Beneath this sentence is a set of records; write each of them out exactly.

···

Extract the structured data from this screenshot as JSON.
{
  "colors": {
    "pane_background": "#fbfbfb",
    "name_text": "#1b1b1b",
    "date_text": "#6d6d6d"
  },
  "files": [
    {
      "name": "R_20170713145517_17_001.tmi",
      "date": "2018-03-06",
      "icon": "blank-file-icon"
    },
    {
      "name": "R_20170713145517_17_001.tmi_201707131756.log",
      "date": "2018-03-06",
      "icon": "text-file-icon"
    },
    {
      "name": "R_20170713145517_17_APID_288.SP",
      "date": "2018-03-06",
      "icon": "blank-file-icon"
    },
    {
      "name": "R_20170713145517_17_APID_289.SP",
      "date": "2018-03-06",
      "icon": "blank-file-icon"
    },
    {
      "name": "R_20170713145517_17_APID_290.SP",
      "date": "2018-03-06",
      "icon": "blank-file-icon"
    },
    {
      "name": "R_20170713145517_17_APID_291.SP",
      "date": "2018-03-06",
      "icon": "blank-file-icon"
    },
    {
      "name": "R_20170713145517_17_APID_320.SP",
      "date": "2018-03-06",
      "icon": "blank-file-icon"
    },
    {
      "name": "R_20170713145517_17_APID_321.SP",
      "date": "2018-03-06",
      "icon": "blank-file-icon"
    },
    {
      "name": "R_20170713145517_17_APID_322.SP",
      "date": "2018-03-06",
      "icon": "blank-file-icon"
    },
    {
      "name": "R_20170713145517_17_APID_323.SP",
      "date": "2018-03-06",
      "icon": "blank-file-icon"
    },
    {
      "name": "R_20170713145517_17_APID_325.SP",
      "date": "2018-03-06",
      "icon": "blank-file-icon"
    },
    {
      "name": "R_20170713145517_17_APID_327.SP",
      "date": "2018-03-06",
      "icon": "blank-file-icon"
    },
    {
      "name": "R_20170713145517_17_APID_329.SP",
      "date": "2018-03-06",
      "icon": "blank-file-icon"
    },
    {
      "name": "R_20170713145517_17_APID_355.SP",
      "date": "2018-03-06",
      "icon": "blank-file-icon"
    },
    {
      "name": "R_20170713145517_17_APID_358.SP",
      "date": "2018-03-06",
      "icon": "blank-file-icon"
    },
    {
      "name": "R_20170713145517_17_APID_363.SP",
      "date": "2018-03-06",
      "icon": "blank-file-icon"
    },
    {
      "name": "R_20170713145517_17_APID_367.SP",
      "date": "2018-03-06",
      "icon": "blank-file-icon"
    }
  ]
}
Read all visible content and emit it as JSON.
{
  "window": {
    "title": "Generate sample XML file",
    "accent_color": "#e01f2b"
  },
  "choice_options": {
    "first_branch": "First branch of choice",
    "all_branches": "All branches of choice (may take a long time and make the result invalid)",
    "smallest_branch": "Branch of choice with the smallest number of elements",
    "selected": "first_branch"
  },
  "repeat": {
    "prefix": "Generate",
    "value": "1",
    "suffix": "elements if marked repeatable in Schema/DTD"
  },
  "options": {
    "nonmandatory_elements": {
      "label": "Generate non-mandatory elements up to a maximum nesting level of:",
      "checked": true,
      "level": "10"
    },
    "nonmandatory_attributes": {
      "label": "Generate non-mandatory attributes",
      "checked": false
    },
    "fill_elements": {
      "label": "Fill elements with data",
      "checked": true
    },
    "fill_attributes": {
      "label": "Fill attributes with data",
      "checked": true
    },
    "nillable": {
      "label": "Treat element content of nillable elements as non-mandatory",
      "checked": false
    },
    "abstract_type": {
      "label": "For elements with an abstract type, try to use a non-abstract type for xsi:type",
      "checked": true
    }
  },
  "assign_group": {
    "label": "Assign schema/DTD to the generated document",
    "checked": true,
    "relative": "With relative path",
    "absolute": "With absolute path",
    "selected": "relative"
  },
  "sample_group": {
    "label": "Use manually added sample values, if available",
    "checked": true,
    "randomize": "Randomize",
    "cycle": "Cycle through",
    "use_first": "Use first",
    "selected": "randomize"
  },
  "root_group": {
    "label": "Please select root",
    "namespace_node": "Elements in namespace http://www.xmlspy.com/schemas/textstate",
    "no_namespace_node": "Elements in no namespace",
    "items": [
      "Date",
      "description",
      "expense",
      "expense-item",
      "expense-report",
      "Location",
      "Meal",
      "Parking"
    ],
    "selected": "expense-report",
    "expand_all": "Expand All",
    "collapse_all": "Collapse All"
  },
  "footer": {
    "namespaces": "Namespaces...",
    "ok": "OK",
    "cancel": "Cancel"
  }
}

···

Exercise solution |
Extract the structured data from this screenshot as JSON.
{
  "colors": {
    "pane_background": "#fbfbfb",
    "name_text": "#1b1b1b",
    "date_text": "#6d6d6d"
  },
  "files": [
    {
      "name": "R_20170713145517_17_001.tmi",
      "date": "2018-03-06",
      "icon": "blank-file-icon"
    },
    {
      "name": "R_20170713145517_17_001.tmi_201707131756.log",
      "date": "2018-03-06",
      "icon": "text-file-icon"
    },
    {
      "name": "R_20170713145517_17_APID_288.SP",
      "date": "2018-03-06",
      "icon": "blank-file-icon"
    },
    {
      "name": "R_20170713145517_17_APID_289.SP",
      "date": "2018-03-06",
      "icon": "blank-file-icon"
    },
    {
      "name": "R_20170713145517_17_APID_290.SP",
      "date": "2018-03-06",
      "icon": "blank-file-icon"
    },
    {
      "name": "R_20170713145517_17_APID_291.SP",
      "date": "2018-03-06",
      "icon": "blank-file-icon"
    },
    {
      "name": "R_20170713145517_17_APID_320.SP",
      "date": "2018-03-06",
      "icon": "blank-file-icon"
    },
    {
      "name": "R_20170713145517_17_APID_321.SP",
      "date": "2018-03-06",
      "icon": "blank-file-icon"
    },
    {
      "name": "R_20170713145517_17_APID_322.SP",
      "date": "2018-03-06",
      "icon": "blank-file-icon"
    },
    {
      "name": "R_20170713145517_17_APID_323.SP",
      "date": "2018-03-06",
      "icon": "blank-file-icon"
    },
    {
      "name": "R_20170713145517_17_APID_325.SP",
      "date": "2018-03-06",
      "icon": "blank-file-icon"
    },
    {
      "name": "R_20170713145517_17_APID_327.SP",
      "date": "2018-03-06",
      "icon": "blank-file-icon"
    },
    {
      "name": "R_20170713145517_17_APID_329.SP",
      "date": "2018-03-06",
      "icon": "blank-file-icon"
    },
    {
      "name": "R_20170713145517_17_APID_355.SP",
      "date": "2018-03-06",
      "icon": "blank-file-icon"
    },
    {
      "name": "R_20170713145517_17_APID_358.SP",
      "date": "2018-03-06",
      "icon": "blank-file-icon"
    },
    {
      "name": "R_20170713145517_17_APID_363.SP",
      "date": "2018-03-06",
      "icon": "blank-file-icon"
    },
    {
      "name": "R_20170713145517_17_APID_367.SP",
      "date": "2018-03-06",
      "icon": "blank-file-icon"
    }
  ]
}
Read all visible content and emit it as JSON.
{
  "window": {
    "title": "Generate sample XML file",
    "accent_color": "#e01f2b"
  },
  "choice_options": {
    "first_branch": "First branch of choice",
    "all_branches": "All branches of choice (may take a long time and make the result invalid)",
    "smallest_branch": "Branch of choice with the smallest number of elements",
    "selected": "first_branch"
  },
  "repeat": {
    "prefix": "Generate",
    "value": "1",
    "suffix": "elements if marked repeatable in Schema/DTD"
  },
  "options": {
    "nonmandatory_elements": {
      "label": "Generate non-mandatory elements up to a maximum nesting level of:",
      "checked": true,
      "level": "10"
    },
    "nonmandatory_attributes": {
      "label": "Generate non-mandatory attributes",
      "checked": false
    },
    "fill_elements": {
      "label": "Fill elements with data",
      "checked": true
    },
    "fill_attributes": {
      "label": "Fill attributes with data",
      "checked": true
    },
    "nillable": {
      "label": "Treat element content of nillable elements as non-mandatory",
      "checked": false
    },
    "abstract_type": {
      "label": "For elements with an abstract type, try to use a non-abstract type for xsi:type",
      "checked": true
    }
  },
  "assign_group": {
    "label": "Assign schema/DTD to the generated document",
    "checked": true,
    "relative": "With relative path",
    "absolute": "With absolute path",
    "selected": "relative"
  },
  "sample_group": {
    "label": "Use manually added sample values, if available",
    "checked": true,
    "randomize": "Randomize",
    "cycle": "Cycle through",
    "use_first": "Use first",
    "selected": "randomize"
  },
  "root_group": {
    "label": "Please select root",
    "namespace_node": "Elements in namespace http://www.xmlspy.com/schemas/textstate",
    "no_namespace_node": "Elements in no namespace",
    "items": [
      "Date",
      "description",
      "expense",
      "expense-item",
      "expense-report",
      "Location",
      "Meal",
      "Parking"
    ],
    "selected": "expense-report",
    "expand_all": "Expand All",
    "collapse_all": "Collapse All"
  },
  "footer": {
    "namespaces": "Namespaces...",
    "ok": "OK",
    "cancel": "Cancel"
  }
}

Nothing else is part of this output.